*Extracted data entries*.
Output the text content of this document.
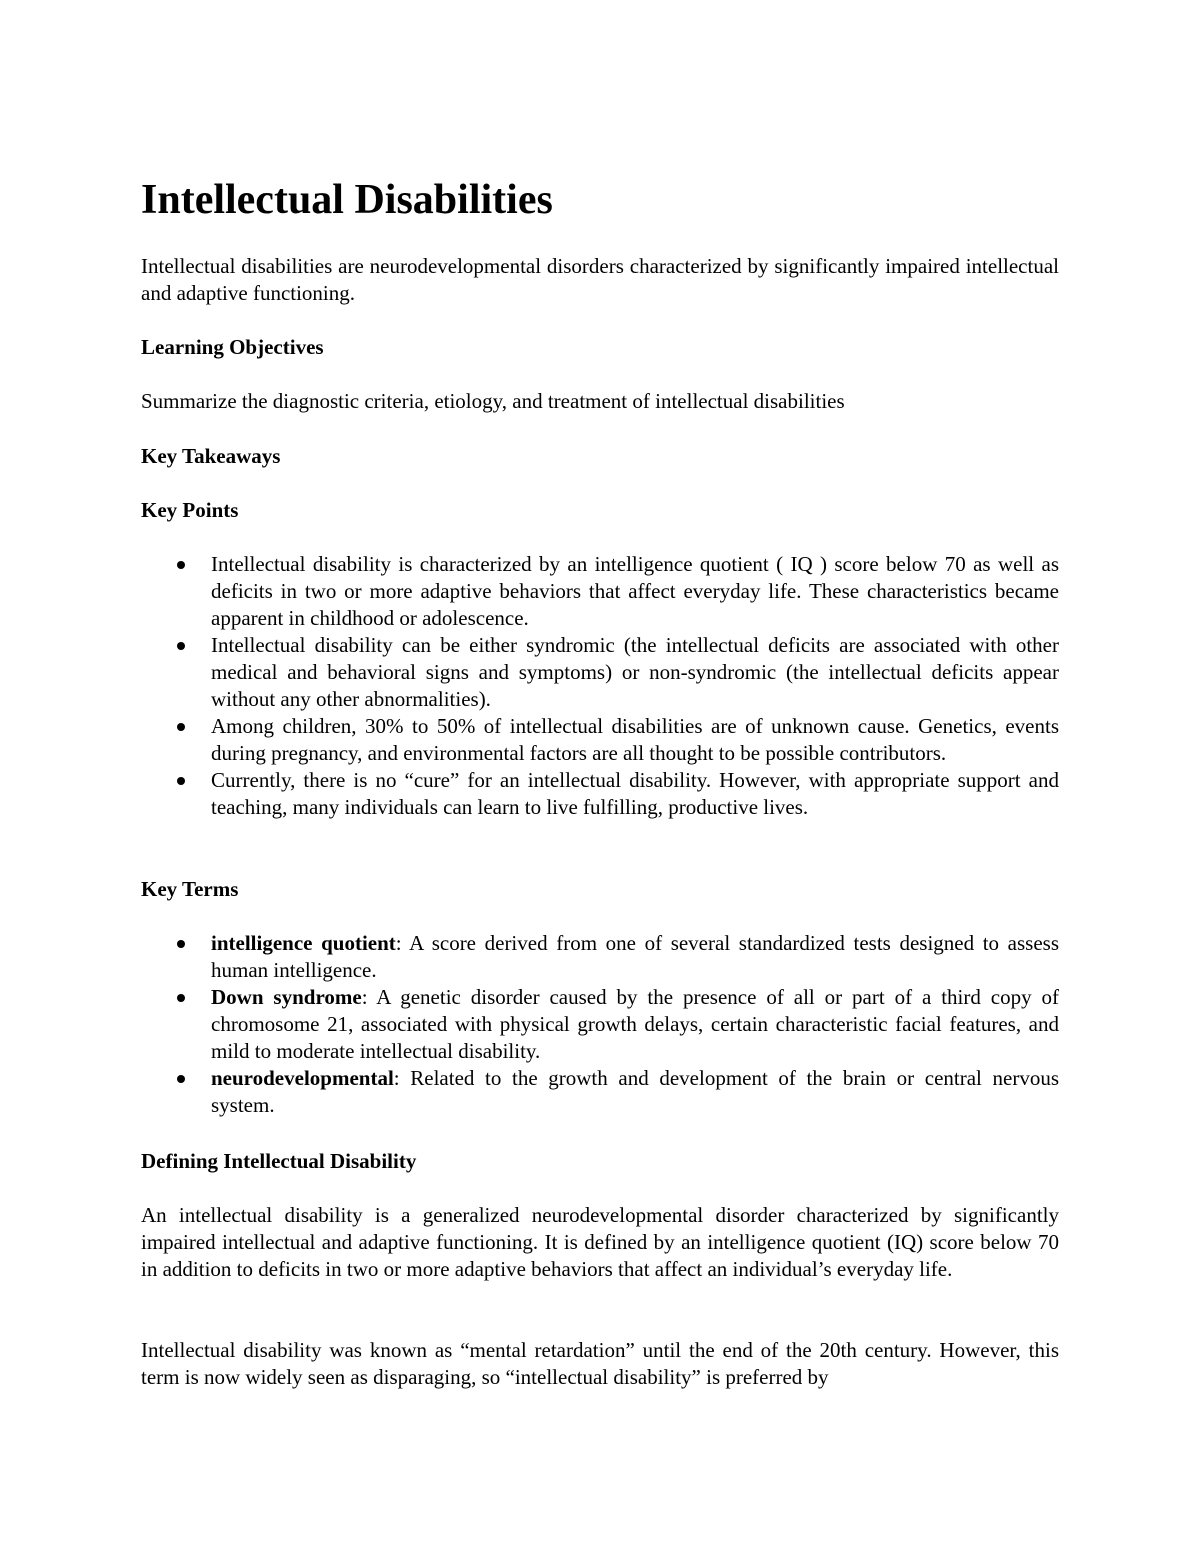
Intellectual Disabilities

Intellectual disabilities are neurodevelopmental disorders characterized by significantly impaired intellectual and adaptive functioning.

Learning Objectives

Summarize the diagnostic criteria, etiology, and treatment of intellectual disabilities

Key Takeaways

Key Points

Intellectual disability is characterized by an intelligence quotient ( IQ ) score below 70 as well as deficits in two or more adaptive behaviors that affect everyday life. These characteristics became apparent in childhood or adolescence.
Intellectual disability can be either syndromic (the intellectual deficits are associated with other medical and behavioral signs and symptoms) or non-syndromic (the intellectual deficits appear without any other abnormalities).
Among children, 30% to 50% of intellectual disabilities are of unknown cause. Genetics, events during pregnancy, and environmental factors are all thought to be possible contributors.
Currently, there is no “cure” for an intellectual disability. However, with appropriate support and teaching, many individuals can learn to live fulfilling, productive lives.

Key Terms

intelligence quotient: A score derived from one of several standardized tests designed to assess human intelligence.
Down syndrome: A genetic disorder caused by the presence of all or part of a third copy of chromosome 21, associated with physical growth delays, certain characteristic facial features, and mild to moderate intellectual disability.
neurodevelopmental: Related to the growth and development of the brain or central nervous system.

Defining Intellectual Disability

An intellectual disability is a generalized neurodevelopmental disorder characterized by significantly impaired intellectual and adaptive functioning. It is defined by an intelligence quotient (IQ) score below 70 in addition to deficits in two or more adaptive behaviors that affect an individual’s everyday life.

Intellectual disability was known as “mental retardation” until the end of the 20th century. However, this term is now widely seen as disparaging, so “intellectual disability” is preferred by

*Given instruction*.
Wherever "neurodevelopmental" shows up in a line, copy that line.

*Reply*.
Intellectual disabilities are neurodevelopmental disorders characterized by significantly impaired intellectual and adaptive functioning.
neurodevelopmental: Related to the growth and development of the brain or central nervous system.
An intellectual disability is a generalized neurodevelopmental disorder characterized by significantly impaired intellectual and adaptive functioning. It is defined by an intelligence quotient (IQ) score below 70 in addition to deficits in two or more adaptive behaviors that affect an individual’s everyday life.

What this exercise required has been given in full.